[Source material]
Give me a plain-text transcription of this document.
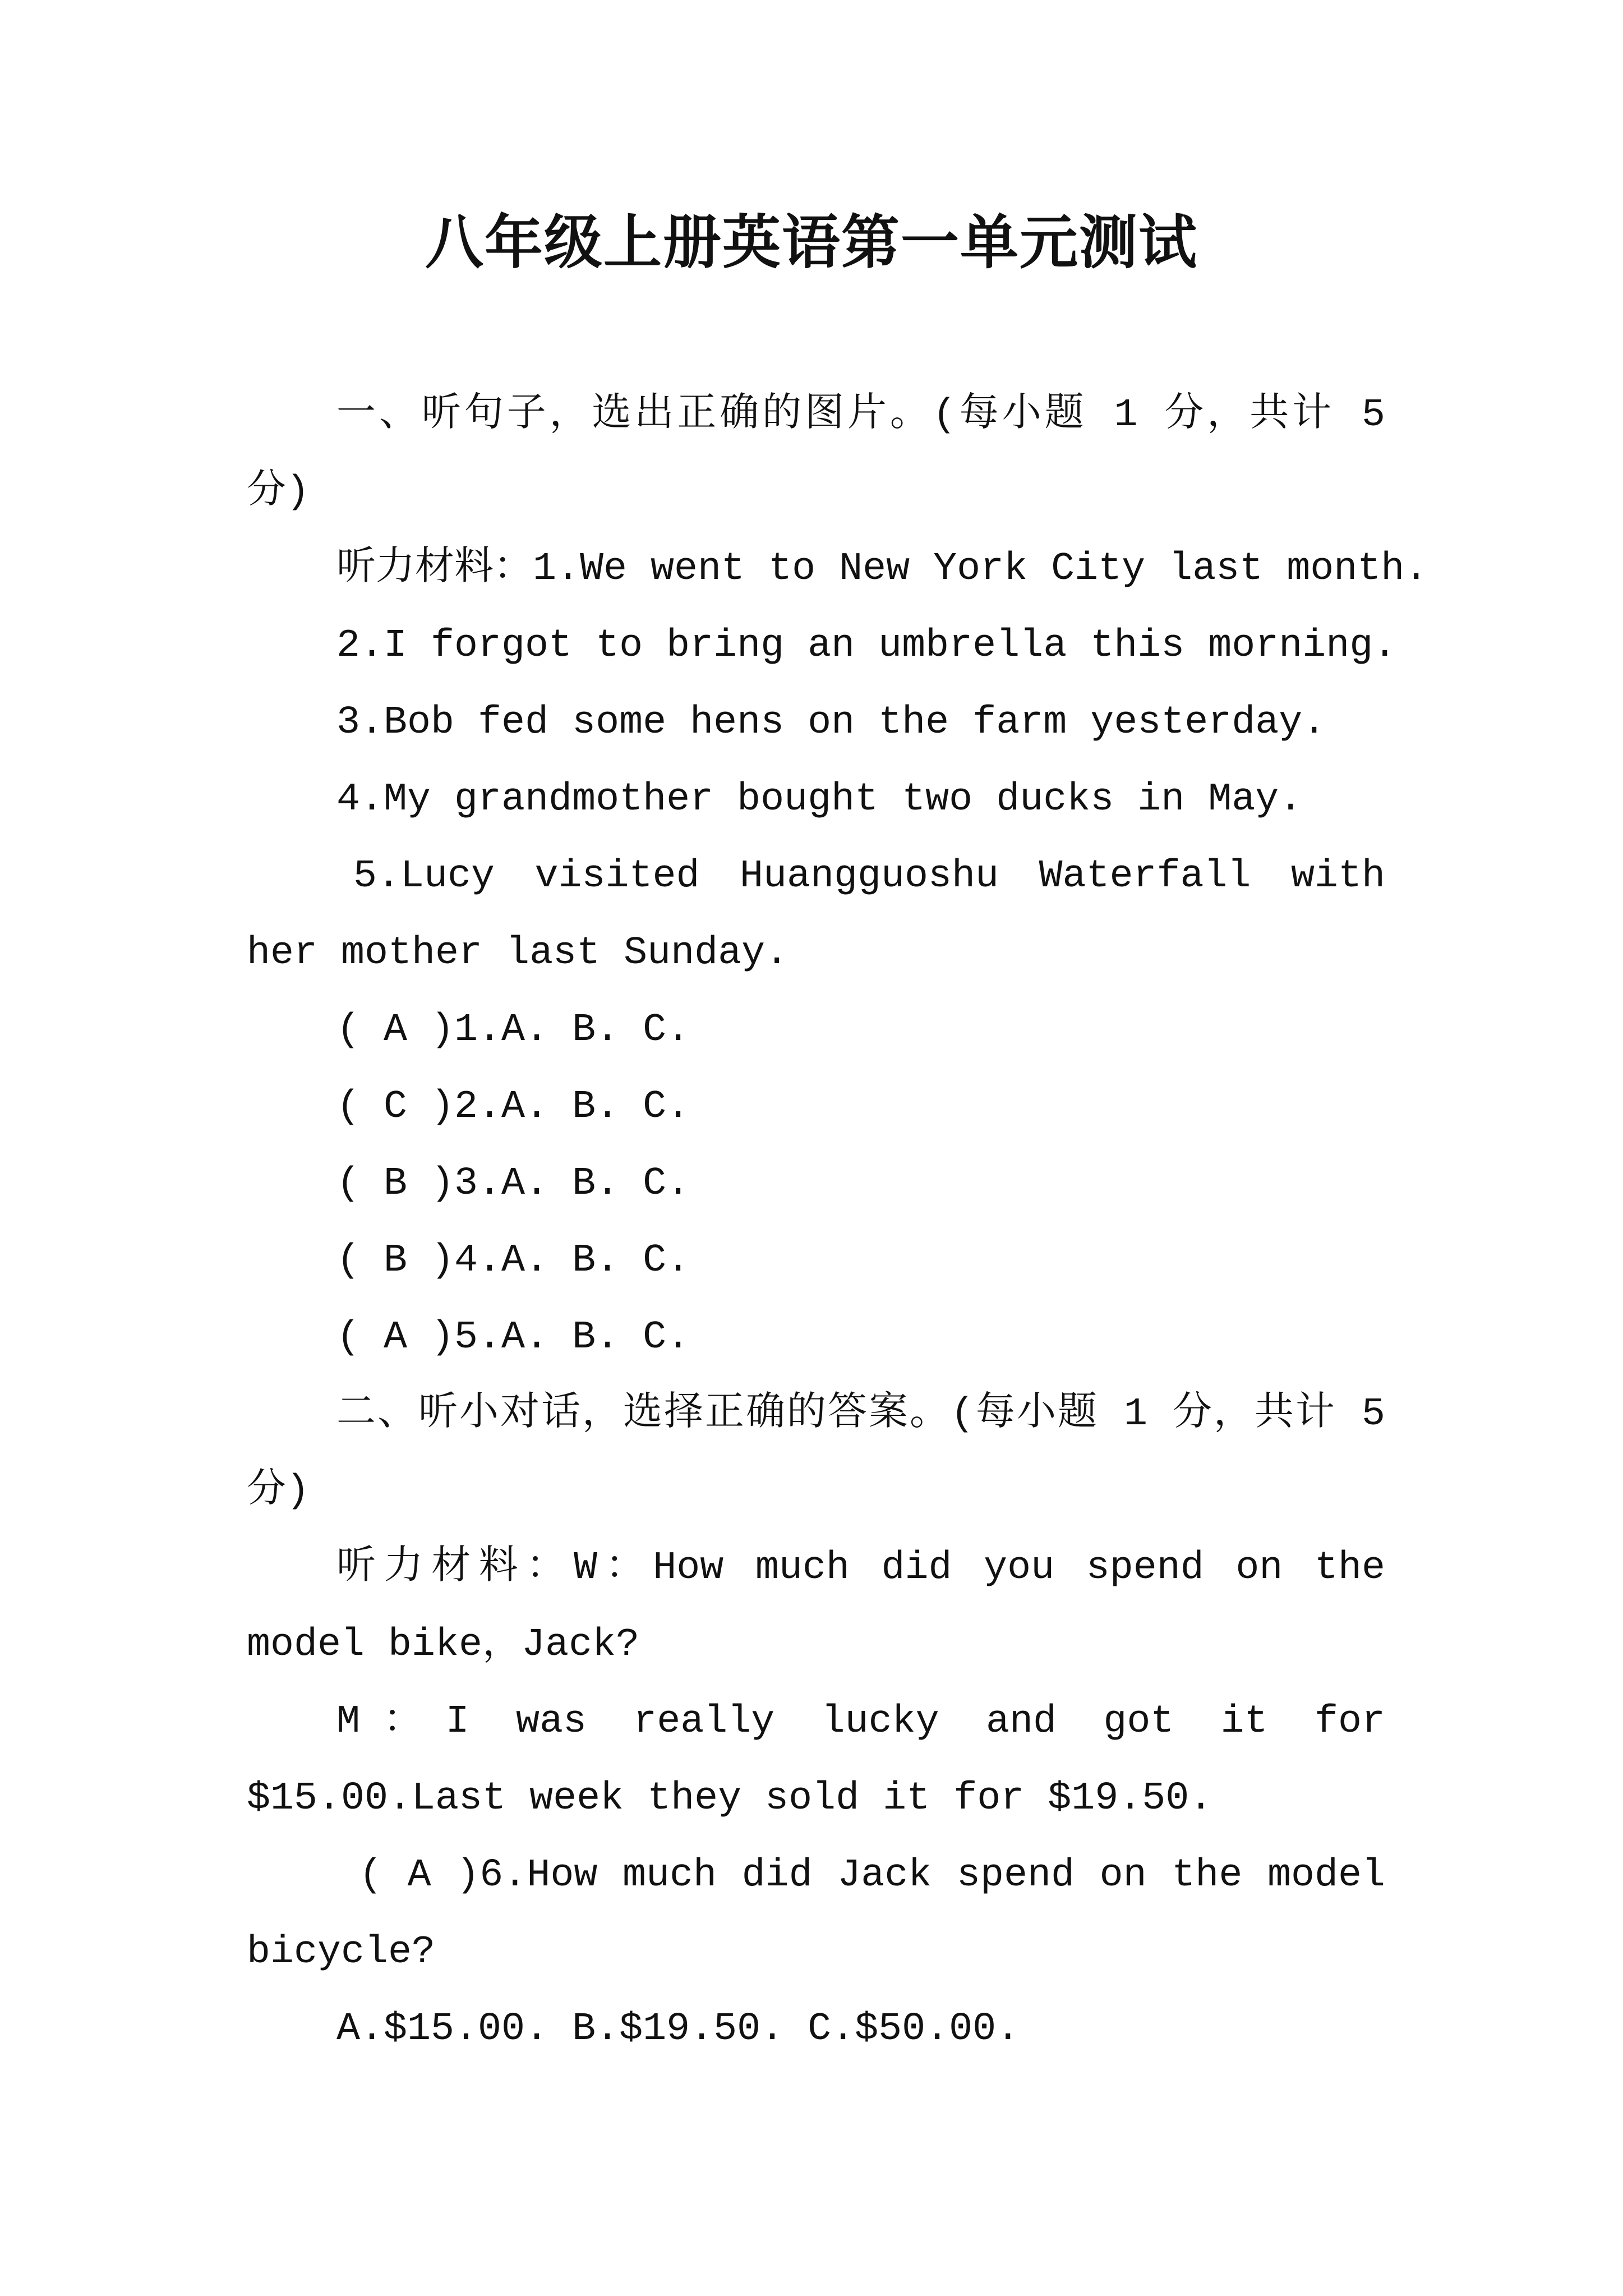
八年级上册英语第一单元测试

一、听句子，选出正确的图片。(每小题 1 分，共计 5 分)

听力材料：1.We went to New York City last month.

2.I forgot to bring an umbrella this morning.

3.Bob fed some hens on the farm yesterday.

4.My grandmother bought two ducks in May.

5.Lucy visited Huangguoshu Waterfall with her mother last Sunday.

( A )1.A. B. C.

( C )2.A. B. C.

( B )3.A. B. C.

( B )4.A. B. C.

( A )5.A. B. C.

二、听小对话，选择正确的答案。(每小题 1 分，共计 5 分)

听力材料：W：How much did you spend on the model bike，Jack?

M：I was really lucky and got it for $15.00.Last week they sold it for $19.50.

( A )6.How much did Jack spend on the model bicycle?

A.$15.00. B.$19.50. C.$50.00.
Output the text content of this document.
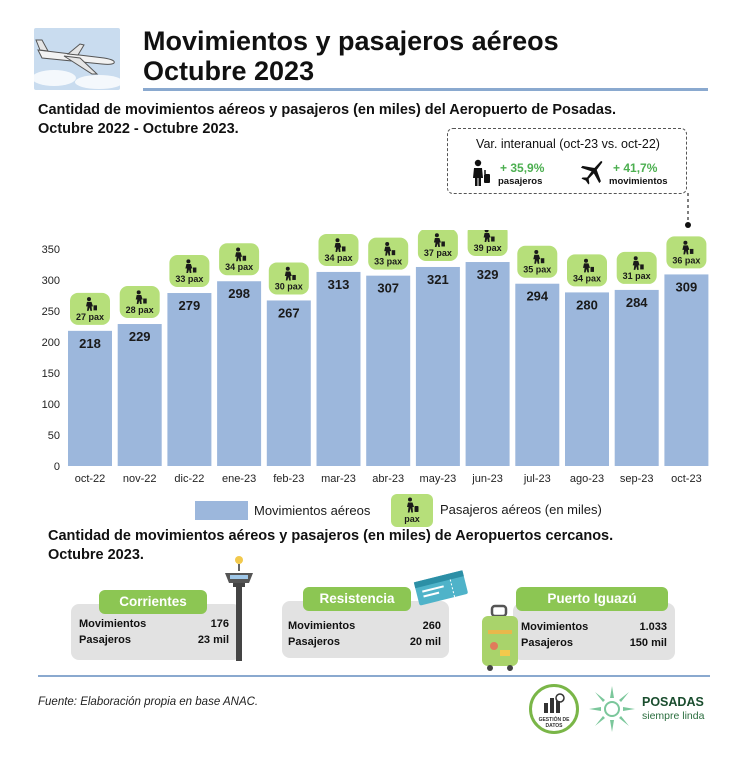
Movimientos y pasajeros aéreos
Octubre 2023
Cantidad de movimientos aéreos y pasajeros (en miles) del Aeropuerto de Posadas.
Octubre 2022 - Octubre 2023.
Var. interanual (oct-23 vs. oct-22)
+ 35,9%
pasajeros
+ 41,7%
movimientos
0
50
100
150
200
250
300
350
218
oct-22
27 pax
229
nov-22
28 pax 279
dic-22
33 pax
298
ene-23
34 pax
267
feb-23
30 pax 313
mar-23
34 pax
307
abr-23
33 pax
321
may-23
37 pax
329
jun-23
39 pax
294
jul-23
35 pax
280
ago-23
34 pax
284
sep-23
31 pax
309
oct-23
36 pax
Movimientos aéreos
pax
Pasajeros aéreos (en miles)
Cantidad de movimientos aéreos y pasajeros (en miles) de Aeropuertos cercanos.
Octubre 2023.
Movimientos
Pasajeros
176
23 mil
Corrientes
Movimientos
Pasajeros
260
20 mil
Resistencia
Movimientos
Pasajeros
1.033
150 mil
Puerto Iguazú
Fuente: Elaboración propia en base ANAC.
GESTIÓN DE DATOS
POSADAS
siempre linda
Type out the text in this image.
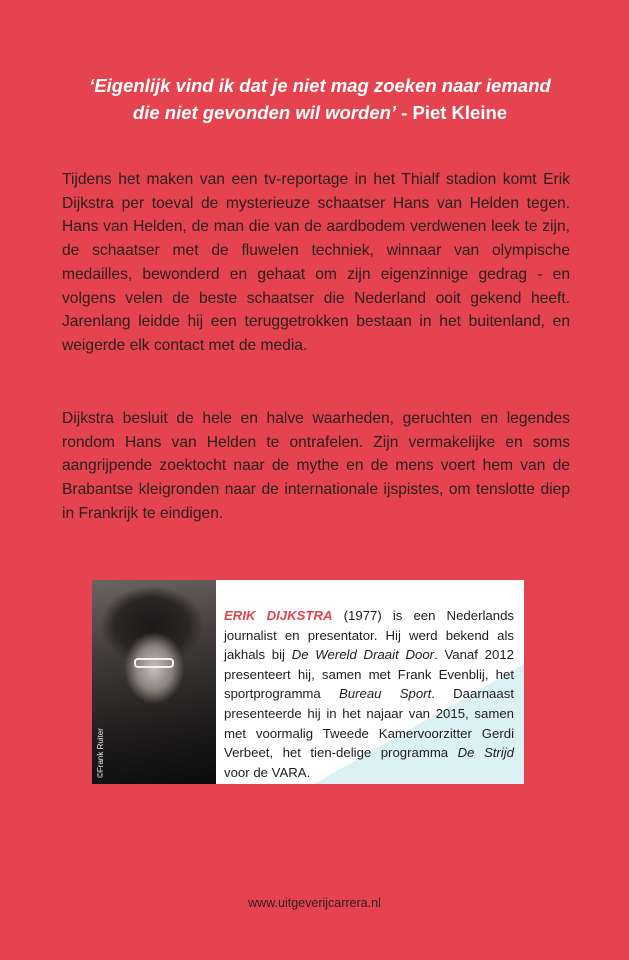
‘Eigenlijk vind ik dat je niet mag zoeken naar iemand
die niet gevonden wil worden’ - Piet Kleine

Tijdens het maken van een tv-reportage in het Thialf stadion komt Erik Dijkstra per toeval de mysterieuze schaatser Hans van Helden tegen. Hans van Helden, de man die van de aardbodem verdwenen leek te zijn, de schaatser met de fluwelen techniek, winnaar van olympische medailles, bewonderd en gehaat om zijn eigenzinnige gedrag - en volgens velen de beste schaatser die Nederland ooit gekend heeft. Jarenlang leidde hij een teruggetrokken bestaan in het buitenland, en weigerde elk contact met de media.

Dijkstra besluit de hele en halve waarheden, geruchten en legendes rondom Hans van Helden te ontrafelen. Zijn vermakelijke en soms aangrijpende zoektocht naar de mythe en de mens voert hem van de Brabantse kleigronden naar de internationale ijspistes, om tenslotte diep in Frankrijk te eindigen.

©Frank Ruiter

ERIK DIJKSTRA (1977) is een Nederlands journalist en presentator. Hij werd bekend als jakhals bij De Wereld Draait Door. Vanaf 2012 presenteert hij, samen met Frank Evenblij, het sportprogramma Bureau Sport. Daarnaast presenteerde hij in het najaar van 2015, samen met voormalig Tweede Kamervoorzitter Gerdi Verbeet, het tien-delige programma De Strijd voor de VARA.

www.uitgeverijcarrera.nl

[What the task asks] Transcribe the full listing above exactly, with the images removed.

[Written solution]
Give me a plain-text transcription of this document.
八年级上册英语第一单元测试

一、听句子，选出正确的图片。(每小题 1 分，共计 5 分)

听力材料：1.We went to New York City last month.

2.I forgot to bring an umbrella this morning.

3.Bob fed some hens on the farm yesterday.

4.My grandmother bought two ducks in May.

5.Lucy visited Huangguoshu Waterfall with her mother last Sunday.

( A )1.A. B. C.

( C )2.A. B. C.

( B )3.A. B. C.

( B )4.A. B. C.

( A )5.A. B. C.

二、听小对话，选择正确的答案。(每小题 1 分，共计 5 分)

听力材料：W：How much did you spend on the model bike，Jack?

M：I was really lucky and got it for $15.00.Last week they sold it for $19.50.

( A )6.How much did Jack spend on the model bicycle?

A.$15.00. B.$19.50. C.$50.00.
Output the text content of this document.
Movimientos y pasajeros aéreos
Octubre 2023
Cantidad de movimientos aéreos y pasajeros (en miles) del Aeropuerto de Posadas.
Octubre 2022 - Octubre 2023.
Var. interanual (oct-23 vs. oct-22)
+ 35,9%
pasajeros
+ 41,7%
movimientos
0
50
100
150
200
250
300
350
218
oct-22
27 pax
229
nov-22
28 pax 279
dic-22
33 pax
298
ene-23
34 pax
267
feb-23
30 pax 313
mar-23
34 pax
307
abr-23
33 pax
321
may-23
37 pax
329
jun-23
39 pax
294
jul-23
35 pax
280
ago-23
34 pax
284
sep-23
31 pax
309
oct-23
36 pax
Movimientos aéreos
pax
Pasajeros aéreos (en miles)
Cantidad de movimientos aéreos y pasajeros (en miles) de Aeropuertos cercanos.
Octubre 2023.
Movimientos
Pasajeros
176
23 mil
Corrientes
Movimientos
Pasajeros
260
20 mil
Resistencia
Movimientos
Pasajeros
1.033
150 mil
Puerto Iguazú
Fuente: Elaboración propia en base ANAC.
GESTIÓN DE DATOS
POSADAS
siempre linda
Type out the text in this image.
‘Eigenlijk vind ik dat je niet mag zoeken naar iemand
die niet gevonden wil worden’ - Piet Kleine

Tijdens het maken van een tv-reportage in het Thialf stadion komt Erik Dijkstra per toeval de mysterieuze schaatser Hans van Helden tegen. Hans van Helden, de man die van de aardbodem verdwenen leek te zijn, de schaatser met de fluwelen techniek, winnaar van olympische medailles, bewonderd en gehaat om zijn eigenzinnige gedrag - en volgens velen de beste schaatser die Nederland ooit gekend heeft. Jarenlang leidde hij een teruggetrokken bestaan in het buitenland, en weigerde elk contact met de media.

Dijkstra besluit de hele en halve waarheden, geruchten en legendes rondom Hans van Helden te ontrafelen. Zijn vermakelijke en soms aangrijpende zoektocht naar de mythe en de mens voert hem van de Brabantse kleigronden naar de internationale ijspistes, om tenslotte diep in Frankrijk te eindigen.

©Frank Ruiter

ERIK DIJKSTRA (1977) is een Nederlands journalist en presentator. Hij werd bekend als jakhals bij De Wereld Draait Door. Vanaf 2012 presenteert hij, samen met Frank Evenblij, het sportprogramma Bureau Sport. Daarnaast presenteerde hij in het najaar van 2015, samen met voormalig Tweede Kamervoorzitter Gerdi Verbeet, het tien-delige programma De Strijd voor de VARA.

www.uitgeverijcarrera.nl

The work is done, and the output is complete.